- **SET EXERCISE**
Recast the lines starting at the one that contains "Detect and localize" and ending at the one that contains "- staticText: +91: [32, 487, 83, 528]" as a Markdown table with two columns, No. and Line. Number each line in order and skip any blank lines.

- **LISTING**

_ _ _ _

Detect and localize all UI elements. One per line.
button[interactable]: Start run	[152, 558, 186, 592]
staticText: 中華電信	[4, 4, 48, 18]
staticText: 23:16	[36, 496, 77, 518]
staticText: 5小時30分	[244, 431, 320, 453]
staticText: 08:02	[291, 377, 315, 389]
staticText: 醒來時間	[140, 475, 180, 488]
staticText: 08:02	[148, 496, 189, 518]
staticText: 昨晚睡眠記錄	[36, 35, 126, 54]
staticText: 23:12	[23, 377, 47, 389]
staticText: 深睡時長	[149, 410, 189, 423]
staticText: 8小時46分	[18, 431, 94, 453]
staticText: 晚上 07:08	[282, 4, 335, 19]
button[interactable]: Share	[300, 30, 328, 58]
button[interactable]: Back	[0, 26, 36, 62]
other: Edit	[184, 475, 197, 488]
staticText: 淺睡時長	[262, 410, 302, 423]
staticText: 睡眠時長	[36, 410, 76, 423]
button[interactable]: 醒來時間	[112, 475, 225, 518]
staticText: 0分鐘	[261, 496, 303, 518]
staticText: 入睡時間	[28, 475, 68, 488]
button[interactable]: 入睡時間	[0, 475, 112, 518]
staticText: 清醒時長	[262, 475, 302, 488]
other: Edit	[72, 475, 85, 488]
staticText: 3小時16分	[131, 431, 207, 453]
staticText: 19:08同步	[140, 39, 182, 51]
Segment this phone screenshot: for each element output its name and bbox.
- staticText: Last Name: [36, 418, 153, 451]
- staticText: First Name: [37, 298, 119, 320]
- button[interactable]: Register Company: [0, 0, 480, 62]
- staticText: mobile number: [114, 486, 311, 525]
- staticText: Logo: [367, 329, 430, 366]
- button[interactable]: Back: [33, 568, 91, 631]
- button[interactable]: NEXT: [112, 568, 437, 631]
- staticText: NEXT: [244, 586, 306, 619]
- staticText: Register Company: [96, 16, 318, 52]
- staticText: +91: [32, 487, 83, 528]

_ _ _ _

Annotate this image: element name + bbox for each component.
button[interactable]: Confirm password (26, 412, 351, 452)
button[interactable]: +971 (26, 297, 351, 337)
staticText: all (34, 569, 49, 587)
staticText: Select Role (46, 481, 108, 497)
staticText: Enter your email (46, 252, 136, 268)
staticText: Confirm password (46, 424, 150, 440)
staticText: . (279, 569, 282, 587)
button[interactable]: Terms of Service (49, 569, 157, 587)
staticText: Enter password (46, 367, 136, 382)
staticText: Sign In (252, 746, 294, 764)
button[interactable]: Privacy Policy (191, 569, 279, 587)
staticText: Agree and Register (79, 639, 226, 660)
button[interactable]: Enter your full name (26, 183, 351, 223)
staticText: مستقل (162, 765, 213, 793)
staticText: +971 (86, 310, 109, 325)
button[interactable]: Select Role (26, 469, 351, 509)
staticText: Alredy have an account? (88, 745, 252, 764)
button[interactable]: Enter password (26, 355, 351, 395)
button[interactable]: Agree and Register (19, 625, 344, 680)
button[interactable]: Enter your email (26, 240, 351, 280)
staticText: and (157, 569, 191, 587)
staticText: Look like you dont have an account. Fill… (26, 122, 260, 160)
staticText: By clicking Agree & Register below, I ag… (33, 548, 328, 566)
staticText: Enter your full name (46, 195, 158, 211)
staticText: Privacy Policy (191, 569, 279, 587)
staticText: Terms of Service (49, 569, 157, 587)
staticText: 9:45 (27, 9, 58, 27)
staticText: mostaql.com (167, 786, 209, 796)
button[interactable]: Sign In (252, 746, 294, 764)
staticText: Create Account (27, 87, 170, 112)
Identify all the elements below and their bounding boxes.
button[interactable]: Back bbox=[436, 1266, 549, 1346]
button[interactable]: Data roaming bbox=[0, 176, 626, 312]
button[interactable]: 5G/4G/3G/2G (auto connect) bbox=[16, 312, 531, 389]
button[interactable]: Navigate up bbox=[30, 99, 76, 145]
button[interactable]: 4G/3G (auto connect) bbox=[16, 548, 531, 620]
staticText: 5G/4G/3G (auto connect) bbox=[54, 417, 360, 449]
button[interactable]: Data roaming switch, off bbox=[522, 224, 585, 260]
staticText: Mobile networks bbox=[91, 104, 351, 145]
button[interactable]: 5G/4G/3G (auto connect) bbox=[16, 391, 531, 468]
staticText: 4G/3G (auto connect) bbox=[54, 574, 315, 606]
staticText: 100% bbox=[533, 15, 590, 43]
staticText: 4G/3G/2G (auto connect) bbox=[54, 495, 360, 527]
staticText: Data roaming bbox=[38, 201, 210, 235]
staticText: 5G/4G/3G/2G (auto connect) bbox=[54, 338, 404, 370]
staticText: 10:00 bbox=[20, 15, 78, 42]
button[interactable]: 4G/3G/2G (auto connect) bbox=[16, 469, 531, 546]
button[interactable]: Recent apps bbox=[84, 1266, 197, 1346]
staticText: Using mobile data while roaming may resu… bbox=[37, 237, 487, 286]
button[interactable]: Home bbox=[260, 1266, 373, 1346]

_ _ _ _

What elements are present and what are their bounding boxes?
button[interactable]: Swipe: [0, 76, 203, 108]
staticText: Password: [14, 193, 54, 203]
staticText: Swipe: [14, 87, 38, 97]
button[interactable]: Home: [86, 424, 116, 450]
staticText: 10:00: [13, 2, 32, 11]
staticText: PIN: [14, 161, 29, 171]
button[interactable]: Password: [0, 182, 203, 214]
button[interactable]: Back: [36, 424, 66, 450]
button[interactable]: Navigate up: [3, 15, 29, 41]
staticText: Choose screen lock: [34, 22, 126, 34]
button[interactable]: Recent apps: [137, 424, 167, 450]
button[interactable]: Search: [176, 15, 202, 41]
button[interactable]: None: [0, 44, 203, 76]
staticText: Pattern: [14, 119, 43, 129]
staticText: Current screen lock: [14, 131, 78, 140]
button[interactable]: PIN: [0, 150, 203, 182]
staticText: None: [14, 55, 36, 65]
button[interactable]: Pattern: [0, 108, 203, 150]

_ _ _ _

- **TASK ANSWER**
| No. | Line |
|---|---|
| 1 | Detect and localize all UI elements. One per line. |
| 2 | button[interactable]: Start run	[152, 558, 186, 592] |
| 3 | staticText: 中華電信	[4, 4, 48, 18] |
| 4 | staticText: 23:16	[36, 496, 77, 518] |
| 5 | staticText: 5小時30分	[244, 431, 320, 453] |
| 6 | staticText: 08:02	[291, 377, 315, 389] |
| 7 | staticText: 醒來時間	[140, 475, 180, 488] |
| 8 | staticText: 08:02	[148, 496, 189, 518] |
| 9 | staticText: 昨晚睡眠記錄	[36, 35, 126, 54] |
| 10 | staticText: 23:12	[23, 377, 47, 389] |
| 11 | staticText: 深睡時長	[149, 410, 189, 423] |
| 12 | staticText: 8小時46分	[18, 431, 94, 453] |
| 13 | staticText: 晚上 07:08	[282, 4, 335, 19] |
| 14 | button[interactable]: Share	[300, 30, 328, 58] |
| 15 | button[interactable]: Back	[0, 26, 36, 62] |
| 16 | other: Edit	[184, 475, 197, 488] |
| 17 | staticText: 淺睡時長	[262, 410, 302, 423] |
| 18 | staticText: 睡眠時長	[36, 410, 76, 423] |
| 19 | button[interactable]: 醒來時間	[112, 475, 225, 518] |
| 20 | staticText: 0分鐘	[261, 496, 303, 518] |
| 21 | staticText: 入睡時間	[28, 475, 68, 488] |
| 22 | button[interactable]: 入睡時間	[0, 475, 112, 518] |
| 23 | staticText: 清醒時長	[262, 475, 302, 488] |
| 24 | other: Edit	[72, 475, 85, 488] |
| 25 | staticText: 3小時16分	[131, 431, 207, 453] |
| 26 | staticText: 19:08同步	[140, 39, 182, 51] |
| 27 | Segment this phone screenshot: for each element output its name and bbox. |
| 28 | - staticText: Last Name: [36, 418, 153, 451] |
| 29 | - staticText: First Name: [37, 298, 119, 320] |
| 30 | - button[interactable]: Register Company: [0, 0, 480, 62] |
| 31 | - staticText: mobile number: [114, 486, 311, 525] |
| 32 | - staticText: Logo: [367, 329, 430, 366] |
| 33 | - button[interactable]: Back: [33, 568, 91, 631] |
| 34 | - button[interactable]: NEXT: [112, 568, 437, 631] |
| 35 | - staticText: NEXT: [244, 586, 306, 619] |
| 36 | - staticText: Register Company: [96, 16, 318, 52] |
| 37 | - staticText: +91: [32, 487, 83, 528] |